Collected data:
********

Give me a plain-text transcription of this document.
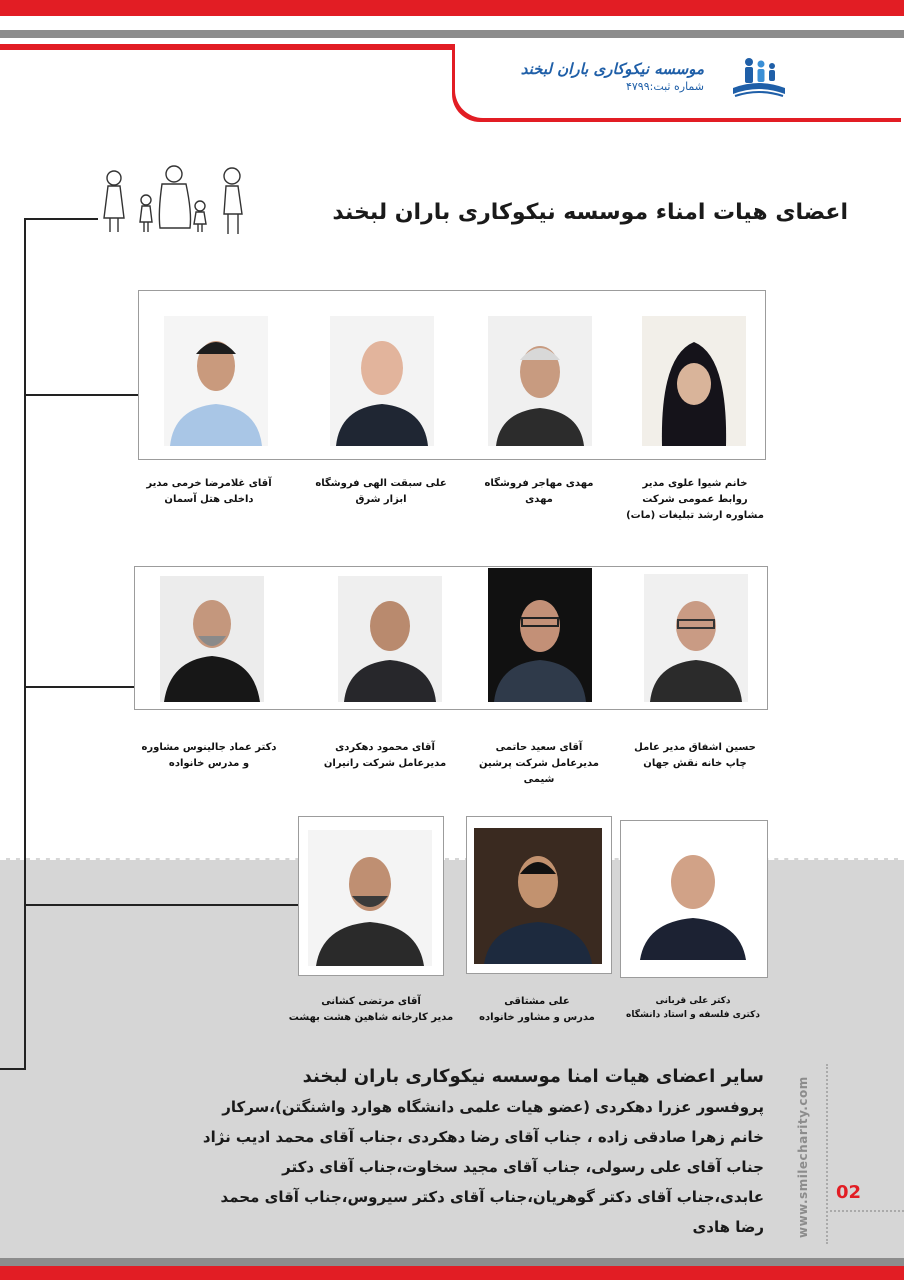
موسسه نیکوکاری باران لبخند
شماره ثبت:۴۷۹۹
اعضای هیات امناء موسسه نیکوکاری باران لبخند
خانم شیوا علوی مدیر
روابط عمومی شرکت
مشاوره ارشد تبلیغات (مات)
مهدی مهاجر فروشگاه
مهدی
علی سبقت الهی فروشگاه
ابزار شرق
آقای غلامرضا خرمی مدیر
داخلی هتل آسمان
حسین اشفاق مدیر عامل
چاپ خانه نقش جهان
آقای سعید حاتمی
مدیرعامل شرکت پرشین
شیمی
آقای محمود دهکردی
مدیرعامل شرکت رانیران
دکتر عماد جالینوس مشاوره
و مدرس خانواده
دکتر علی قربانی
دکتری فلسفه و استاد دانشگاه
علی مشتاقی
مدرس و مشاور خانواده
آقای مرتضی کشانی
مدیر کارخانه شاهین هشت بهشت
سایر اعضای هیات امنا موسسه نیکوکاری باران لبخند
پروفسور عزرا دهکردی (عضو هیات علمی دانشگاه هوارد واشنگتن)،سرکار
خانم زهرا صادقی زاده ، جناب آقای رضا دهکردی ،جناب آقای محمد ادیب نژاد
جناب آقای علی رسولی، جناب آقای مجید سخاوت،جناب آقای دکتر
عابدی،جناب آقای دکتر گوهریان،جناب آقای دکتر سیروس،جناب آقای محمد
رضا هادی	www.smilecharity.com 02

********

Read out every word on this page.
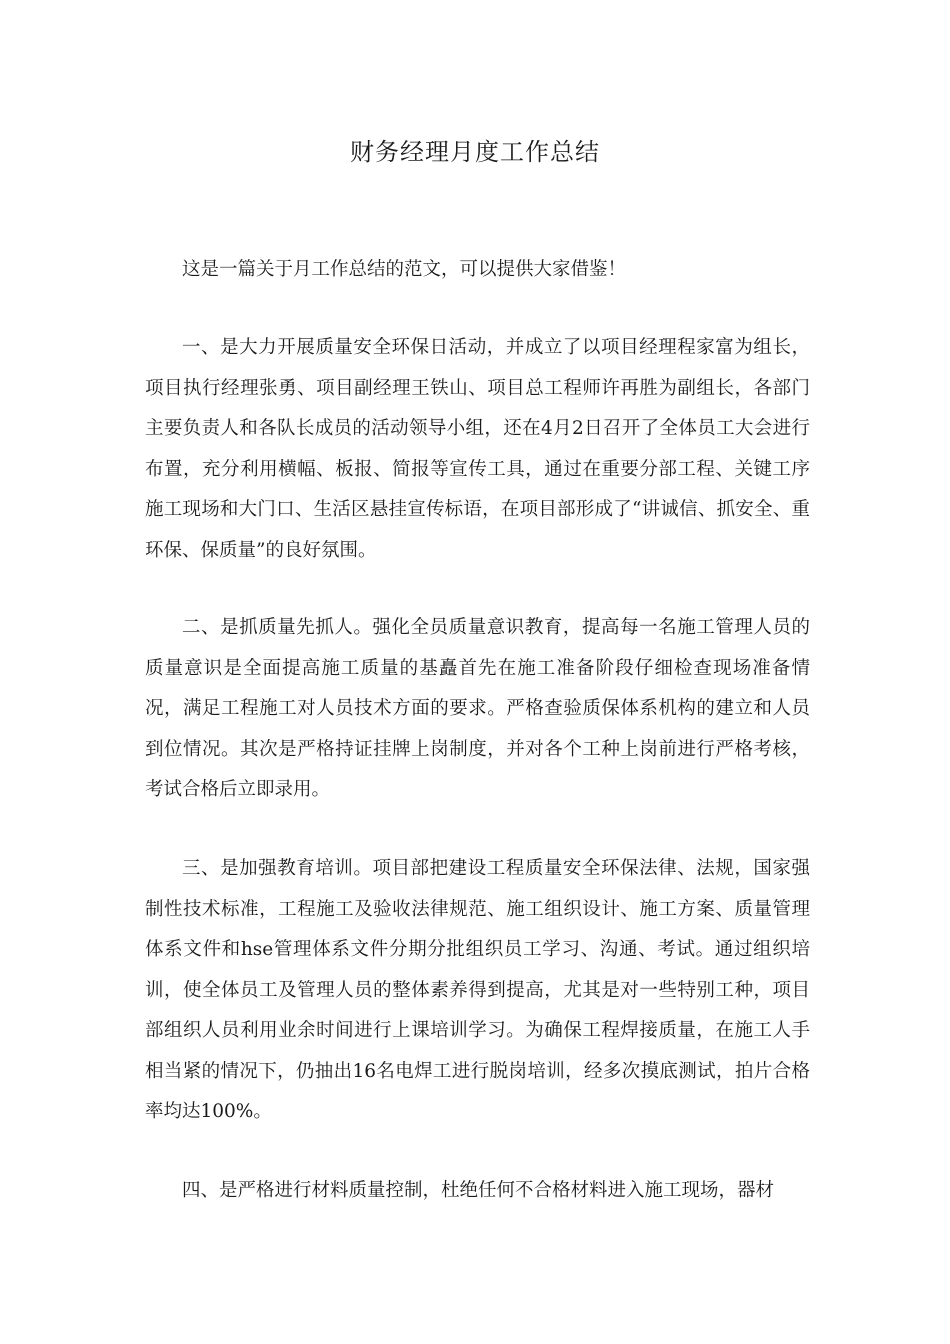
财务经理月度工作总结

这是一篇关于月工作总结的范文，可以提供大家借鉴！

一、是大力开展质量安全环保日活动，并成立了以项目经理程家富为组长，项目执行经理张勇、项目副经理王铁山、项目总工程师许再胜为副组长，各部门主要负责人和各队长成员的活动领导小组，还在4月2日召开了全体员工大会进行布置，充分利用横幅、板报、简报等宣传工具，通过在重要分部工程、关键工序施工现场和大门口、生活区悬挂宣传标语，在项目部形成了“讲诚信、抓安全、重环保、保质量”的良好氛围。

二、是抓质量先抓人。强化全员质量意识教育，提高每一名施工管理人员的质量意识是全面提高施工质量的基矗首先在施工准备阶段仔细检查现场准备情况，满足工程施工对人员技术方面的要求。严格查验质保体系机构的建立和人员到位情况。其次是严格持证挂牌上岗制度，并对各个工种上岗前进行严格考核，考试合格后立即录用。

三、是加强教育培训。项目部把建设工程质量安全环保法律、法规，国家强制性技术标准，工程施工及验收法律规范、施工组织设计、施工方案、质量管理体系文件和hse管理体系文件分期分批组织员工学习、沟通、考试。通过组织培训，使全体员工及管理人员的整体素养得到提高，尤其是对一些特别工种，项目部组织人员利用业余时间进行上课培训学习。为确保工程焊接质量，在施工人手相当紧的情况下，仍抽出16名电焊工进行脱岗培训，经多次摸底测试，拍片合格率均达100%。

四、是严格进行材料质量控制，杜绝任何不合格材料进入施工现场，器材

********

**Set exercise**
Say how many lines in the records above hold "آقای", and give no other text.

**Final result**
7